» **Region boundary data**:
+++

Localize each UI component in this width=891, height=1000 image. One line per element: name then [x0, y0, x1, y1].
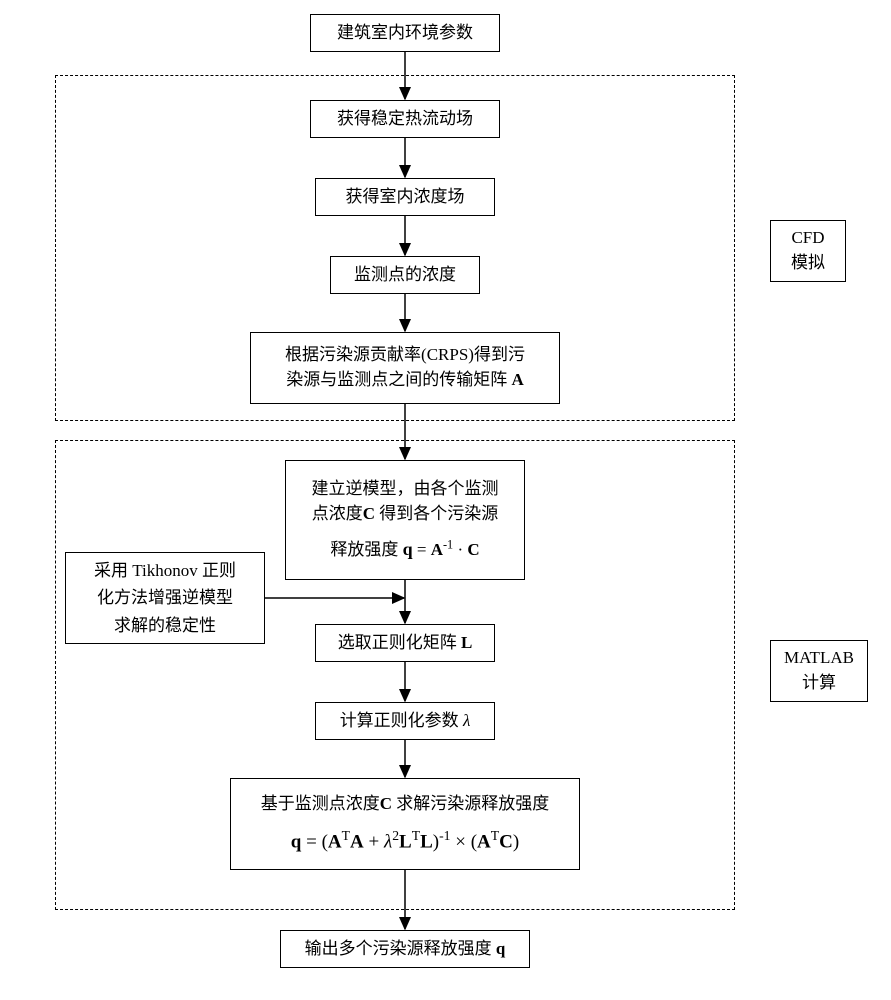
- node-concentration-field-text: 获得室内浓度场: [346, 185, 465, 210]
- node-solve-q-l1: 基于监测点浓度C 求解污染源释放强度: [261, 792, 550, 817]
- node-input-params: 建筑室内环境参数: [310, 14, 500, 52]
- label-cfd-line1: CFD: [791, 226, 825, 251]
- label-cfd: CFD 模拟: [770, 220, 846, 282]
- node-concentration-field: 获得室内浓度场: [315, 178, 495, 216]
- node-tikhonov-l1: 采用 Tikhonov 正则: [94, 557, 236, 584]
- node-transport-matrix-l1: 根据污染源贡献率(CRPS)得到污: [285, 343, 525, 368]
- node-output-q: 输出多个污染源释放强度 q: [280, 930, 530, 968]
- node-solve-q-eqn: q = (ATA + λ2LTL)-1 × (ATC): [261, 826, 550, 856]
- node-tikhonov-l2: 化方法增强逆模型: [94, 584, 236, 611]
- node-transport-matrix-l2: 染源与监测点之间的传输矩阵 A: [285, 368, 525, 393]
- node-transport-matrix: 根据污染源贡献率(CRPS)得到污 染源与监测点之间的传输矩阵 A: [250, 332, 560, 404]
- node-input-params-text: 建筑室内环境参数: [337, 21, 473, 46]
- node-select-L: 选取正则化矩阵 L: [315, 624, 495, 662]
- node-tikhonov-l3: 求解的稳定性: [94, 612, 236, 639]
- label-matlab-line1: MATLAB: [784, 646, 854, 671]
- label-cfd-line2: 模拟: [791, 251, 825, 276]
- node-tikhonov: 采用 Tikhonov 正则 化方法增强逆模型 求解的稳定性: [65, 552, 265, 644]
- node-monitor-concentration: 监测点的浓度: [330, 256, 480, 294]
- node-inverse-model-l1: 建立逆模型，由各个监测: [312, 477, 499, 502]
- node-inverse-model-eqn: 释放强度 q = A-1 · C: [312, 536, 499, 563]
- node-compute-lambda: 计算正则化参数 λ: [315, 702, 495, 740]
- node-thermal-field-text: 获得稳定热流动场: [337, 107, 473, 132]
- label-matlab-line2: 计算: [784, 671, 854, 696]
- node-solve-q: 基于监测点浓度C 求解污染源释放强度 q = (ATA + λ2LTL)-1 ×…: [230, 778, 580, 870]
- node-inverse-model-l2: 点浓度C 得到各个污染源: [312, 502, 499, 527]
- label-matlab: MATLAB 计算: [770, 640, 868, 702]
- node-monitor-concentration-text: 监测点的浓度: [354, 263, 456, 288]
- node-thermal-field: 获得稳定热流动场: [310, 100, 500, 138]
- node-inverse-model: 建立逆模型，由各个监测 点浓度C 得到各个污染源 释放强度 q = A-1 · …: [285, 460, 525, 580]
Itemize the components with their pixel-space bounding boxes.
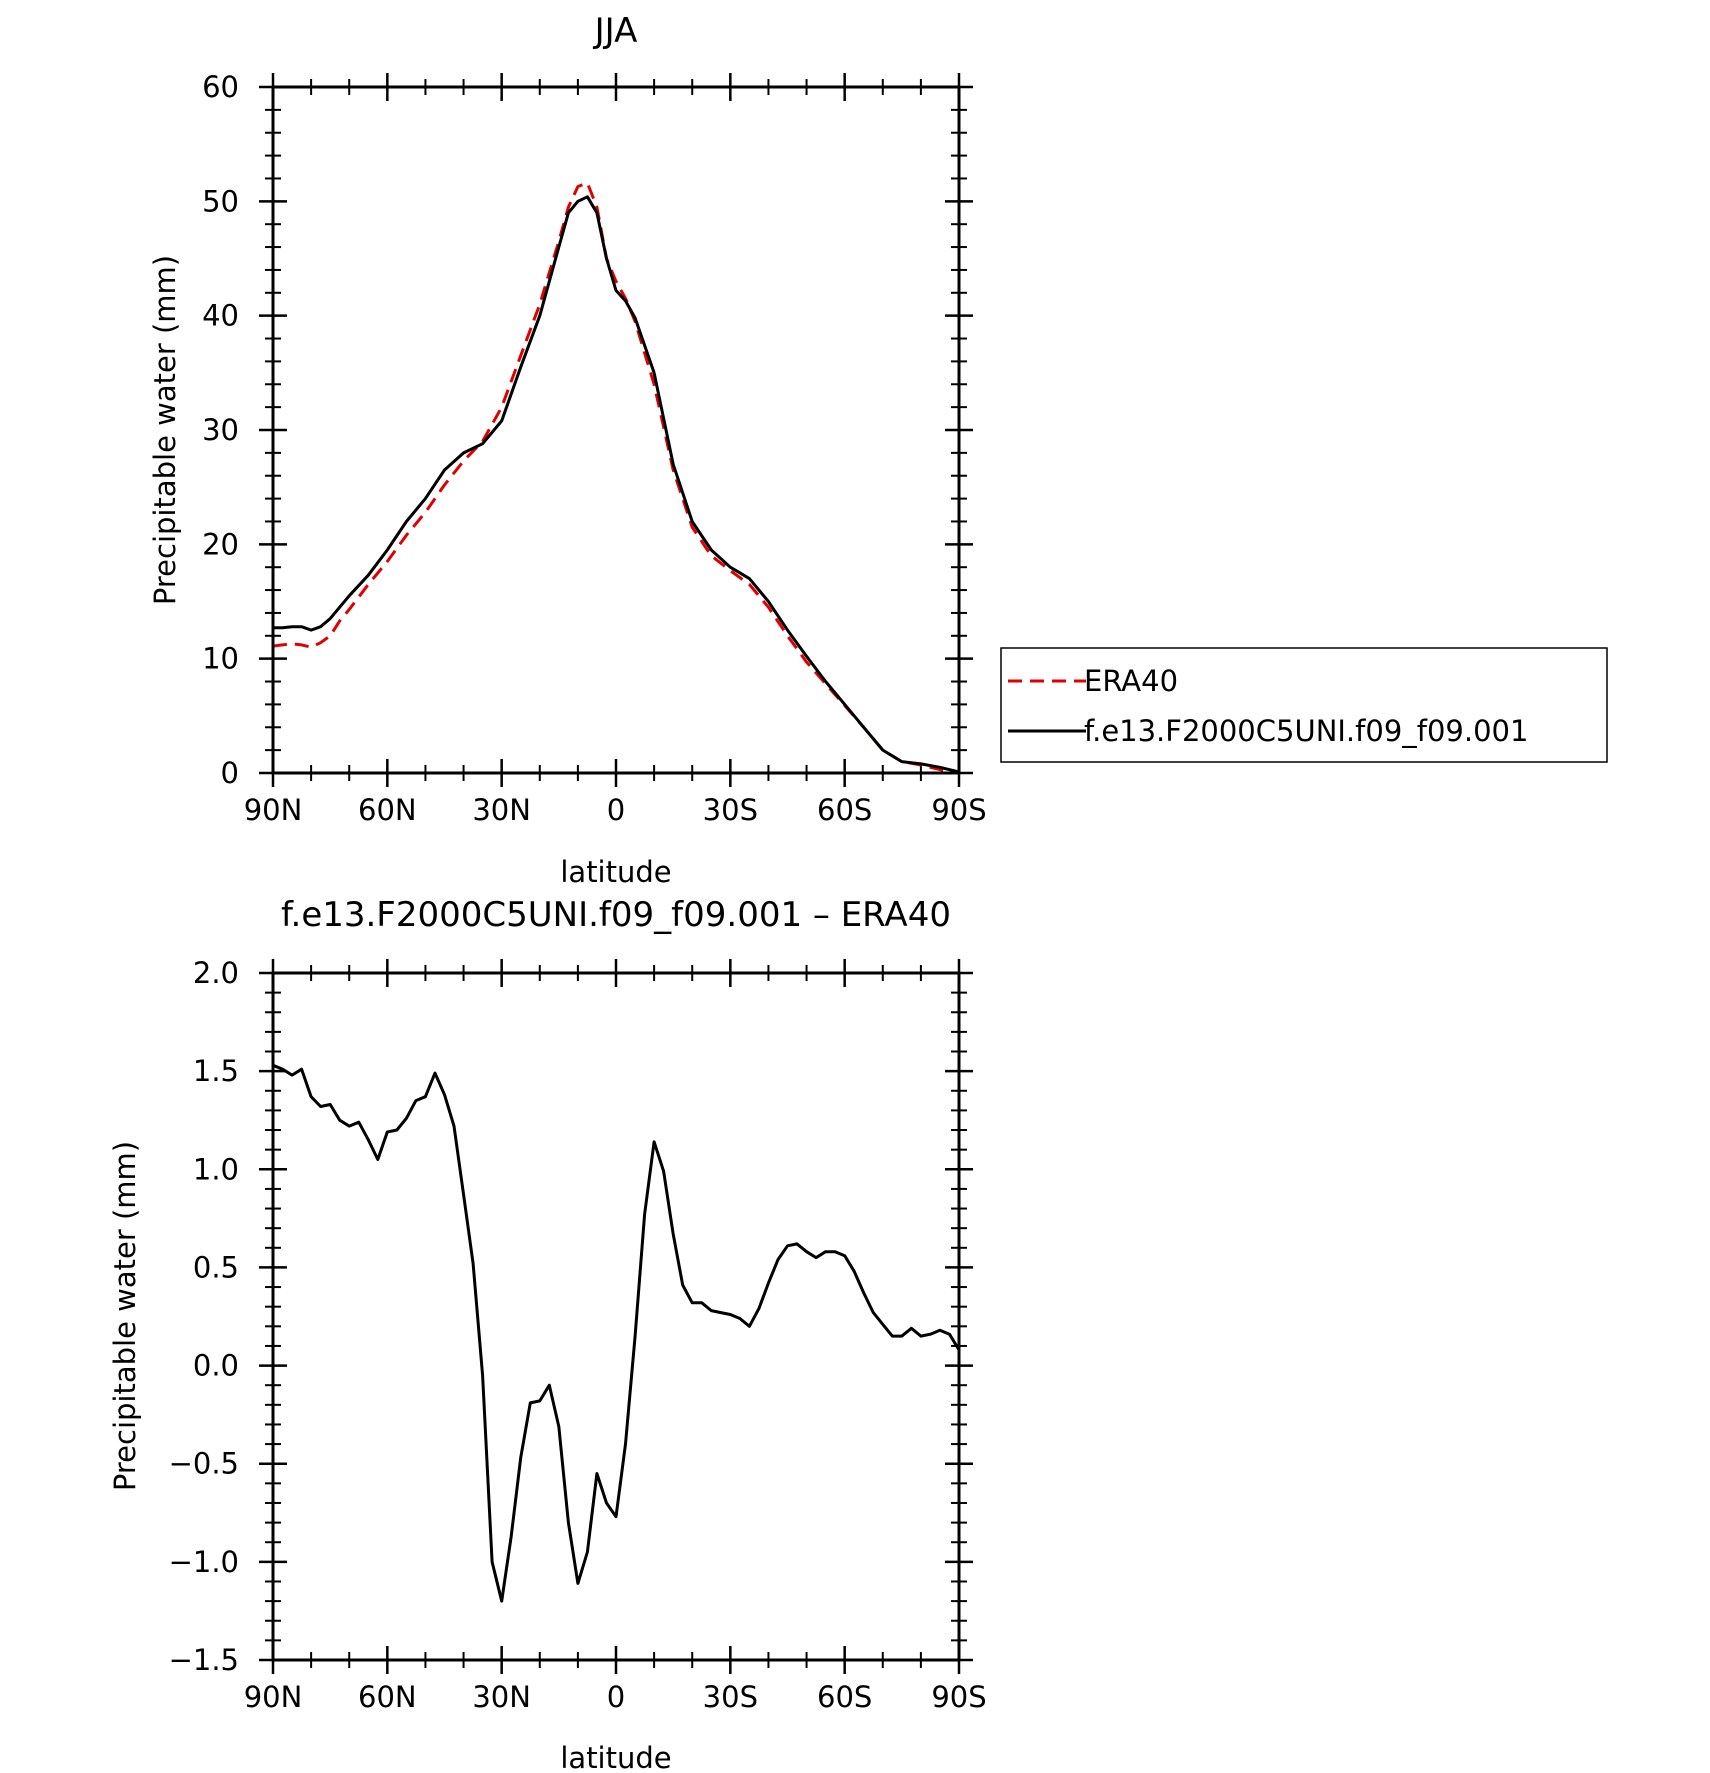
bottom-x-tick-label: 30S [703,1680,758,1714]
top-series-line-1 [273,195,960,774]
top-x-tick-label: 90N [244,793,303,827]
bottom-x-tick-label: 60S [817,1680,872,1714]
top-tick-labels: 90N 60N 30N 0 30S 60S 90S 0 10 20 30 40 50 60 [202,70,987,827]
top-y-tick-label: 30 [202,413,239,447]
bottom-x-tick-label: 60N [358,1680,417,1714]
top-x-tick-label: 60S [817,793,872,827]
bottom-y-tick-label: 1.0 [193,1152,239,1186]
bottom-y-tick-label: 2.0 [193,956,239,990]
legend-label-era40: ERA40 [1084,664,1178,698]
bottom-x-axis-label: latitude [560,1741,671,1773]
top-axis-ticks [259,73,973,787]
top-series-line-0 [272,181,960,775]
top-panel: JJA 90N 60N 30N 0 30S 60S 90S 0 10 20 30 40 50 60 lat… [148,11,1608,889]
bottom-y-tick-label: −0.5 [169,1447,239,1481]
top-y-tick-label: 10 [202,642,239,676]
top-x-axis-label: latitude [560,855,671,889]
bottom-chart-title: f.e13.F2000C5UNI.f09_f09.001 – ERA40 [281,895,951,935]
top-plot-frame [271,85,961,775]
top-x-tick-label: 30N [472,793,531,827]
top-y-axis-label: Precipitable water (mm) [148,255,182,605]
legend-label-model: f.e13.F2000C5UNI.f09_f09.001 [1084,714,1528,748]
bottom-y-tick-label: −1.5 [169,1643,239,1677]
top-y-tick-label: 0 [221,756,239,790]
top-y-tick-label: 60 [202,70,239,104]
top-x-tick-label: 30S [703,793,758,827]
bottom-y-tick-label: 1.5 [193,1054,239,1088]
bottom-panel: f.e13.F2000C5UNI.f09_f09.001 – ERA40 90N… [108,895,987,1773]
bottom-tick-labels: 90N 60N 30N 0 30S 60S 90S −1.5 −1.0 −0.5 0.0 0.5 1.0… [169,956,987,1714]
top-x-tick-label: 90S [931,793,986,827]
bottom-y-tick-label: 0.0 [193,1349,239,1383]
top-y-tick-label: 50 [202,184,239,218]
bottom-y-tick-label: 0.5 [193,1250,239,1284]
bottom-x-tick-label: 90N [244,1680,303,1714]
bottom-plot-frame [271,971,961,1662]
bottom-axis-ticks [259,959,973,1674]
bottom-series-line-0 [272,1063,961,1603]
bottom-x-tick-label: 0 [607,1680,625,1714]
legend: ERA40 f.e13.F2000C5UNI.f09_f09.001 [1000,647,1608,763]
top-chart-title: JJA [593,11,638,51]
top-x-tick-label: 60N [358,793,417,827]
bottom-y-tick-label: −1.0 [169,1545,239,1579]
bottom-x-tick-label: 90S [931,1680,986,1714]
top-y-tick-label: 20 [202,527,239,561]
legend-box [1000,647,1608,763]
bottom-series-lines [272,1063,961,1603]
bottom-x-tick-label: 30N [472,1680,531,1714]
top-series-lines [272,181,960,775]
top-y-tick-label: 40 [202,299,239,333]
top-x-tick-label: 0 [607,793,625,827]
bottom-y-axis-label: Precipitable water (mm) [108,1141,142,1491]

+++

» **OBJECTIVE**:
Update the stretch of the material from the line containing "- node-concentration-field-text: 获得室内浓度场: [346, 185, 465, 210]" through the line containing "- node-thermal-field: 获得稳定热流动场: [310, 100, 500, 138]" by changing "CRPS" to "PSC" and leaving everything else as it is. Return only those lines.

» **RESPONSE**:
- node-concentration-field-text: 获得室内浓度场: [346, 185, 465, 210]
- node-solve-q-l1: 基于监测点浓度C 求解污染源释放强度: [261, 792, 550, 817]
- node-input-params: 建筑室内环境参数: [310, 14, 500, 52]
- label-cfd-line1: CFD: [791, 226, 825, 251]
- label-cfd: CFD 模拟: [770, 220, 846, 282]
- node-concentration-field: 获得室内浓度场: [315, 178, 495, 216]
- node-tikhonov-l1: 采用 Tikhonov 正则: [94, 557, 236, 584]
- node-transport-matrix-l1: 根据污染源贡献率(PSC)得到污: [285, 343, 525, 368]
- node-output-q: 输出多个污染源释放强度 q: [280, 930, 530, 968]
- node-solve-q-eqn: q = (ATA + λ2LTL)-1 × (ATC): [261, 826, 550, 856]
- node-tikhonov-l2: 化方法增强逆模型: [94, 584, 236, 611]
- node-transport-matrix-l2: 染源与监测点之间的传输矩阵 A: [285, 368, 525, 393]
- node-transport-matrix: 根据污染源贡献率(PSC)得到污 染源与监测点之间的传输矩阵 A: [250, 332, 560, 404]
- node-input-params-text: 建筑室内环境参数: [337, 21, 473, 46]
- node-select-L: 选取正则化矩阵 L: [315, 624, 495, 662]
- node-tikhonov-l3: 求解的稳定性: [94, 612, 236, 639]
- label-matlab-line1: MATLAB: [784, 646, 854, 671]
- label-cfd-line2: 模拟: [791, 251, 825, 276]
- node-tikhonov: 采用 Tikhonov 正则 化方法增强逆模型 求解的稳定性: [65, 552, 265, 644]
- node-monitor-concentration: 监测点的浓度: [330, 256, 480, 294]
- node-inverse-model-l1: 建立逆模型，由各个监测: [312, 477, 499, 502]
- node-inverse-model-eqn: 释放强度 q = A-1 · C: [312, 536, 499, 563]
- node-compute-lambda: 计算正则化参数 λ: [315, 702, 495, 740]
- node-thermal-field-text: 获得稳定热流动场: [337, 107, 473, 132]
- label-matlab-line2: 计算: [784, 671, 854, 696]
- node-solve-q: 基于监测点浓度C 求解污染源释放强度 q = (ATA + λ2LTL)-1 ×…: [230, 778, 580, 870]
- node-inverse-model-l2: 点浓度C 得到各个污染源: [312, 502, 499, 527]
- label-matlab: MATLAB 计算: [770, 640, 868, 702]
- node-monitor-concentration-text: 监测点的浓度: [354, 263, 456, 288]
- node-thermal-field: 获得稳定热流动场: [310, 100, 500, 138]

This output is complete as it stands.